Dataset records
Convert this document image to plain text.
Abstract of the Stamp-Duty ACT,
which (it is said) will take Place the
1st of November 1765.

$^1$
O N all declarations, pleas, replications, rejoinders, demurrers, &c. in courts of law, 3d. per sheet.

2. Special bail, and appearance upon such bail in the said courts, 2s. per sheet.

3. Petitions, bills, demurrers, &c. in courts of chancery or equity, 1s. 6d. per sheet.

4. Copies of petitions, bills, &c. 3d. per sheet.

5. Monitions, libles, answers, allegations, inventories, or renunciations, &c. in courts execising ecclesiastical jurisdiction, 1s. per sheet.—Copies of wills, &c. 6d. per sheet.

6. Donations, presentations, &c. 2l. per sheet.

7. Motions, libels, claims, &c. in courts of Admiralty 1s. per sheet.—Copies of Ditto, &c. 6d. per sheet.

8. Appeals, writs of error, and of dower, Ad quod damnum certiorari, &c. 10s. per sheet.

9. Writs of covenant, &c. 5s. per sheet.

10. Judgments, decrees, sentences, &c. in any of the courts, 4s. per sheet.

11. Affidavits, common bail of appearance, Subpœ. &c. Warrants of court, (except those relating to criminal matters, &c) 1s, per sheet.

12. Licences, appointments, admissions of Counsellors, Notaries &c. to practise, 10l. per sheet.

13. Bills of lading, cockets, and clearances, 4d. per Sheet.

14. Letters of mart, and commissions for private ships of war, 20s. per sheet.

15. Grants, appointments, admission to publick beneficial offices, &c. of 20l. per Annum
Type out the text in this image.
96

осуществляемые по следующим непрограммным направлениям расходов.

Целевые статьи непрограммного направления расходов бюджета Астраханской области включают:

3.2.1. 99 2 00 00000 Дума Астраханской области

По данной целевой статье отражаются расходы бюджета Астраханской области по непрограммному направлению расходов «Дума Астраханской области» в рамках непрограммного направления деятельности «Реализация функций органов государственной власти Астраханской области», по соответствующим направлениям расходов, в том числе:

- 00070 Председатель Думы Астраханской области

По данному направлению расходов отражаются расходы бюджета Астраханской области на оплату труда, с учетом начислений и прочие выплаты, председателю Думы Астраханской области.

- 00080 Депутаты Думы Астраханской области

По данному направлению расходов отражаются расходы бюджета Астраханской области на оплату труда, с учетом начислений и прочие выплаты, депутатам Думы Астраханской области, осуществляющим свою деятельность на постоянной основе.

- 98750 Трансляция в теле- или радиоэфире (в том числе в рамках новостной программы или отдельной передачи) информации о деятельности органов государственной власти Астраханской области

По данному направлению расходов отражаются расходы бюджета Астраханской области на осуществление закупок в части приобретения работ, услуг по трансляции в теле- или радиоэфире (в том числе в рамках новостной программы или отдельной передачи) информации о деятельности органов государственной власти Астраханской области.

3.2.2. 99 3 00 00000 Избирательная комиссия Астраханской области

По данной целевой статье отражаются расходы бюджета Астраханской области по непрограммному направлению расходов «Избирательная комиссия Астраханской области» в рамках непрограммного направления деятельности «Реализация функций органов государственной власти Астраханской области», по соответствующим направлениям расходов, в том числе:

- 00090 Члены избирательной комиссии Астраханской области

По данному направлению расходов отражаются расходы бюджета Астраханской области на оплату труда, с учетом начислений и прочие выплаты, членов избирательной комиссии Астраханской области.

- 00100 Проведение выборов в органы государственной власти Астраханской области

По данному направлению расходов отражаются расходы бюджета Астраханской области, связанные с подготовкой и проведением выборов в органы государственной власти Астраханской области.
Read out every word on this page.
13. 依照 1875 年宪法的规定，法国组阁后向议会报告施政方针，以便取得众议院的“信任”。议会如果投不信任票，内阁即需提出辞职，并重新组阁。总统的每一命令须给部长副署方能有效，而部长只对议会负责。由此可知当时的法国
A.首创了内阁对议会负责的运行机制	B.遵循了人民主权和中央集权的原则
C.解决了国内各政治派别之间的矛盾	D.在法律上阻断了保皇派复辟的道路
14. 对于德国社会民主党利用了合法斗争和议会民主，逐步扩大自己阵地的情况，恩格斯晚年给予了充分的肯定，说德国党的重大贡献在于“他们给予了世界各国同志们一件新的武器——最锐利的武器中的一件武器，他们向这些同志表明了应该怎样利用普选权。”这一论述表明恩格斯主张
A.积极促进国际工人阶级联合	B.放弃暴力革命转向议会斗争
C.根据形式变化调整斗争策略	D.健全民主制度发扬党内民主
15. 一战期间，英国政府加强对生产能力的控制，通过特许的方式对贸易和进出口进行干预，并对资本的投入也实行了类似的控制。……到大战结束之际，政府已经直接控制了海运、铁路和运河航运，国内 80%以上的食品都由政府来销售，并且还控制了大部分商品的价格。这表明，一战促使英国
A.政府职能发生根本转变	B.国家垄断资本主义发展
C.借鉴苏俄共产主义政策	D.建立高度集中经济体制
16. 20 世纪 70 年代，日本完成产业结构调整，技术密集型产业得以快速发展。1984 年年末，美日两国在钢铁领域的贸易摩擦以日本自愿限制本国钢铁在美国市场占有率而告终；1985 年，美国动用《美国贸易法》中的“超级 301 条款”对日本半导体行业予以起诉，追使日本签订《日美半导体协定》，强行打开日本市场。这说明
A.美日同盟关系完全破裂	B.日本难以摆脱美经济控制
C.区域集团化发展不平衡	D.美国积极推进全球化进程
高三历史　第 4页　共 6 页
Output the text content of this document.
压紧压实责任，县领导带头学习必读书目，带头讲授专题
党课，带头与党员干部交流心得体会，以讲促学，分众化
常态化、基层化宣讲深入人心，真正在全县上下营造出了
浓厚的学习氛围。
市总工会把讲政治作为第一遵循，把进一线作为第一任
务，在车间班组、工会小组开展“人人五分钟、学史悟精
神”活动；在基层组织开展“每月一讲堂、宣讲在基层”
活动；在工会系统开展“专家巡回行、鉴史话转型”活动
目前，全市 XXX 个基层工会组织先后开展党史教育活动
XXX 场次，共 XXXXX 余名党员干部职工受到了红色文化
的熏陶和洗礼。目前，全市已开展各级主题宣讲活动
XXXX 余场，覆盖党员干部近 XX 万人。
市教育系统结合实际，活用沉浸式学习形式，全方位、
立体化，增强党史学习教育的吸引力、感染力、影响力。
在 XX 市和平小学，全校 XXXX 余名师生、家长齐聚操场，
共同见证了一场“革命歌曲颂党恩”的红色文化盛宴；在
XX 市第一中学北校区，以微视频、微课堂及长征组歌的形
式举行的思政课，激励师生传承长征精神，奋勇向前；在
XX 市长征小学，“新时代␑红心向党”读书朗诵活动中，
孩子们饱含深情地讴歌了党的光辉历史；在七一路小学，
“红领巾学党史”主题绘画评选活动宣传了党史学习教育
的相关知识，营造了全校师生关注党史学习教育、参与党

• _YOUR OBJECTIVE_:
In the entries above, identify each line that includes the string "труда", then copy it.

• _ANSWER FOR THIS EXERCISE_:
По данному направлению расходов отражаются расходы бюджета Астраханской области на оплату труда, с учетом начислений и прочие выплаты, председателю Думы Астраханской области.
По данному направлению расходов отражаются расходы бюджета Астраханской области на оплату труда, с учетом начислений и прочие выплаты, депутатам Думы Астраханской области, осуществляющим свою деятельность на постоянной основе.
По данному направлению расходов отражаются расходы бюджета Астраханской области на оплату труда, с учетом начислений и прочие выплаты, членов избирательной комиссии Астраханской области.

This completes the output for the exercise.